=== MATERIAL TO PROCESS ===

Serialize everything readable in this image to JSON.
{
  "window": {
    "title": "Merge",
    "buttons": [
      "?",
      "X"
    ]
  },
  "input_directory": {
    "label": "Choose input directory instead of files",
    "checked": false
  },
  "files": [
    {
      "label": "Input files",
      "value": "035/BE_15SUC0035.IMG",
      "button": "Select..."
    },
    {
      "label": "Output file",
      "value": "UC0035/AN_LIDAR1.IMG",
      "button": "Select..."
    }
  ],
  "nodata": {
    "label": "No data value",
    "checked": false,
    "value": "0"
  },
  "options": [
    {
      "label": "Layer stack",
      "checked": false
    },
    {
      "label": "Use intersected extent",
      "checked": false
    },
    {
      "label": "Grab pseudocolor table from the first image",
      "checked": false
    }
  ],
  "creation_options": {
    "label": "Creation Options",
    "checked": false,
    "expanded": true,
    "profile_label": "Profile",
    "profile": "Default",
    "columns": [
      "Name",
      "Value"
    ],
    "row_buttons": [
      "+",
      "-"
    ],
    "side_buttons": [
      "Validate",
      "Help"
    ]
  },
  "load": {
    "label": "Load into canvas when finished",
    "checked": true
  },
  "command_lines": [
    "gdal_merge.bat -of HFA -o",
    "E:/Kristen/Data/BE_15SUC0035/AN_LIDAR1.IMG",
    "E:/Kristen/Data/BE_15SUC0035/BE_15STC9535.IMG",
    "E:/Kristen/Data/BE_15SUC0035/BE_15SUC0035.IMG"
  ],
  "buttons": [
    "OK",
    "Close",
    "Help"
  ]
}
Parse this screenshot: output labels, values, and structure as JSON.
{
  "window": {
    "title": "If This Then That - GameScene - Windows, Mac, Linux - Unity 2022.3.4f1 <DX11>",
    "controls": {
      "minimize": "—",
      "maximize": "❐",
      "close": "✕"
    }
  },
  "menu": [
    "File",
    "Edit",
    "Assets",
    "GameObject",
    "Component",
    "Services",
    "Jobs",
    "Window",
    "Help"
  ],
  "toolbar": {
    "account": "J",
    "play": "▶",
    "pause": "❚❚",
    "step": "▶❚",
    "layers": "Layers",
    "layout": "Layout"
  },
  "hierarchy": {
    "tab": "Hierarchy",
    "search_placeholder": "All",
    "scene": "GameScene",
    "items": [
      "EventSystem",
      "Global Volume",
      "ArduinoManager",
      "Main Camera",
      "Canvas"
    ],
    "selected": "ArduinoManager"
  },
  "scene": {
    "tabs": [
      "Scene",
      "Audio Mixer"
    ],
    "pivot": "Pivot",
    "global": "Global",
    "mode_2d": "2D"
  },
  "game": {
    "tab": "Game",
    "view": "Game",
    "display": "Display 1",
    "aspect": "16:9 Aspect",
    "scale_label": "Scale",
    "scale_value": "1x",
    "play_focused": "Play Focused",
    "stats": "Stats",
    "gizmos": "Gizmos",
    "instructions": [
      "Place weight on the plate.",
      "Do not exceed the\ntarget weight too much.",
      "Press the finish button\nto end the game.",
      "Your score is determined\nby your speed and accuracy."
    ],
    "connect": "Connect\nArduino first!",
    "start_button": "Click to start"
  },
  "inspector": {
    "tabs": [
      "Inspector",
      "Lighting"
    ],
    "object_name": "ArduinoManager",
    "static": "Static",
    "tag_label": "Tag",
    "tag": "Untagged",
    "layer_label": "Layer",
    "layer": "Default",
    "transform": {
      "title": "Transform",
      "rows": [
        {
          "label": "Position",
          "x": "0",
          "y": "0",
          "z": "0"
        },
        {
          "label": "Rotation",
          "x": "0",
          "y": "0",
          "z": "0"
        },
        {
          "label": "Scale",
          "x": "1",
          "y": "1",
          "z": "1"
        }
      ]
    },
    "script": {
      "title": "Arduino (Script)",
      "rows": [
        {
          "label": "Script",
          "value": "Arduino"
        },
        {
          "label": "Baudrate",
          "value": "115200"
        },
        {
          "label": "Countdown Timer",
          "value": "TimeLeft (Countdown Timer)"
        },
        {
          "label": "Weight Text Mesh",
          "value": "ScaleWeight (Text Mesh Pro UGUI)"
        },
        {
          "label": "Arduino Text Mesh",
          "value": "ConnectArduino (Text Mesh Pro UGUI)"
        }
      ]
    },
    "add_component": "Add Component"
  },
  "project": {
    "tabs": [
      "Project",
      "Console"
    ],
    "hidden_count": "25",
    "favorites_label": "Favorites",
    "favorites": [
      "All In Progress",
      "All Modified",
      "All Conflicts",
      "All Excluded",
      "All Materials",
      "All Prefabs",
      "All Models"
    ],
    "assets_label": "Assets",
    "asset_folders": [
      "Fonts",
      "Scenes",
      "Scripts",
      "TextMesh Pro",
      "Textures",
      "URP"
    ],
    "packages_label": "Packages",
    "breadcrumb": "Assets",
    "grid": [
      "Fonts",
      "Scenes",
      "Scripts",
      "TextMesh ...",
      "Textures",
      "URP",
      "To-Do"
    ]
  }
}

===

_TASK GOAL:_ Retype the whole listing above exactly.

_WRITTEN REPLY:_
Serialize everything readable in this image to JSON.
{
  "window": {
    "title": "Merge",
    "buttons": [
      "?",
      "X"
    ]
  },
  "input_directory": {
    "label": "Choose input directory instead of files",
    "checked": false
  },
  "files": [
    {
      "label": "Input files",
      "value": "035/BE_15SUC0035.IMG",
      "button": "Select..."
    },
    {
      "label": "Output file",
      "value": "UC0035/AN_LIDAR1.IMG",
      "button": "Select..."
    }
  ],
  "nodata": {
    "label": "No data value",
    "checked": false,
    "value": "0"
  },
  "options": [
    {
      "label": "Layer stack",
      "checked": false
    },
    {
      "label": "Use intersected extent",
      "checked": false
    },
    {
      "label": "Grab pseudocolor table from the first image",
      "checked": false
    }
  ],
  "creation_options": {
    "label": "Creation Options",
    "checked": false,
    "expanded": true,
    "profile_label": "Profile",
    "profile": "Default",
    "columns": [
      "Name",
      "Value"
    ],
    "row_buttons": [
      "+",
      "-"
    ],
    "side_buttons": [
      "Validate",
      "Help"
    ]
  },
  "load": {
    "label": "Load into canvas when finished",
    "checked": true
  },
  "command_lines": [
    "gdal_merge.bat -of HFA -o",
    "E:/Kristen/Data/BE_15SUC0035/AN_LIDAR1.IMG",
    "E:/Kristen/Data/BE_15SUC0035/BE_15STC9535.IMG",
    "E:/Kristen/Data/BE_15SUC0035/BE_15SUC0035.IMG"
  ],
  "buttons": [
    "OK",
    "Close",
    "Help"
  ]
}
Parse this screenshot: output labels, values, and structure as JSON.
{
  "window": {
    "title": "If This Then That - GameScene - Windows, Mac, Linux - Unity 2022.3.4f1 <DX11>",
    "controls": {
      "minimize": "—",
      "maximize": "❐",
      "close": "✕"
    }
  },
  "menu": [
    "File",
    "Edit",
    "Assets",
    "GameObject",
    "Component",
    "Services",
    "Jobs",
    "Window",
    "Help"
  ],
  "toolbar": {
    "account": "J",
    "play": "▶",
    "pause": "❚❚",
    "step": "▶❚",
    "layers": "Layers",
    "layout": "Layout"
  },
  "hierarchy": {
    "tab": "Hierarchy",
    "search_placeholder": "All",
    "scene": "GameScene",
    "items": [
      "EventSystem",
      "Global Volume",
      "ArduinoManager",
      "Main Camera",
      "Canvas"
    ],
    "selected": "ArduinoManager"
  },
  "scene": {
    "tabs": [
      "Scene",
      "Audio Mixer"
    ],
    "pivot": "Pivot",
    "global": "Global",
    "mode_2d": "2D"
  },
  "game": {
    "tab": "Game",
    "view": "Game",
    "display": "Display 1",
    "aspect": "16:9 Aspect",
    "scale_label": "Scale",
    "scale_value": "1x",
    "play_focused": "Play Focused",
    "stats": "Stats",
    "gizmos": "Gizmos",
    "instructions": [
      "Place weight on the plate.",
      "Do not exceed the\ntarget weight too much.",
      "Press the finish button\nto end the game.",
      "Your score is determined\nby your speed and accuracy."
    ],
    "connect": "Connect\nArduino first!",
    "start_button": "Click to start"
  },
  "inspector": {
    "tabs": [
      "Inspector",
      "Lighting"
    ],
    "object_name": "ArduinoManager",
    "static": "Static",
    "tag_label": "Tag",
    "tag": "Untagged",
    "layer_label": "Layer",
    "layer": "Default",
    "transform": {
      "title": "Transform",
      "rows": [
        {
          "label": "Position",
          "x": "0",
          "y": "0",
          "z": "0"
        },
        {
          "label": "Rotation",
          "x": "0",
          "y": "0",
          "z": "0"
        },
        {
          "label": "Scale",
          "x": "1",
          "y": "1",
          "z": "1"
        }
      ]
    },
    "script": {
      "title": "Arduino (Script)",
      "rows": [
        {
          "label": "Script",
          "value": "Arduino"
        },
        {
          "label": "Baudrate",
          "value": "115200"
        },
        {
          "label": "Countdown Timer",
          "value": "TimeLeft (Countdown Timer)"
        },
        {
          "label": "Weight Text Mesh",
          "value": "ScaleWeight (Text Mesh Pro UGUI)"
        },
        {
          "label": "Arduino Text Mesh",
          "value": "ConnectArduino (Text Mesh Pro UGUI)"
        }
      ]
    },
    "add_component": "Add Component"
  },
  "project": {
    "tabs": [
      "Project",
      "Console"
    ],
    "hidden_count": "25",
    "favorites_label": "Favorites",
    "favorites": [
      "All In Progress",
      "All Modified",
      "All Conflicts",
      "All Excluded",
      "All Materials",
      "All Prefabs",
      "All Models"
    ],
    "assets_label": "Assets",
    "asset_folders": [
      "Fonts",
      "Scenes",
      "Scripts",
      "TextMesh Pro",
      "Textures",
      "URP"
    ],
    "packages_label": "Packages",
    "breadcrumb": "Assets",
    "grid": [
      "Fonts",
      "Scenes",
      "Scripts",
      "TextMesh ...",
      "Textures",
      "URP",
      "To-Do"
    ]
  }
}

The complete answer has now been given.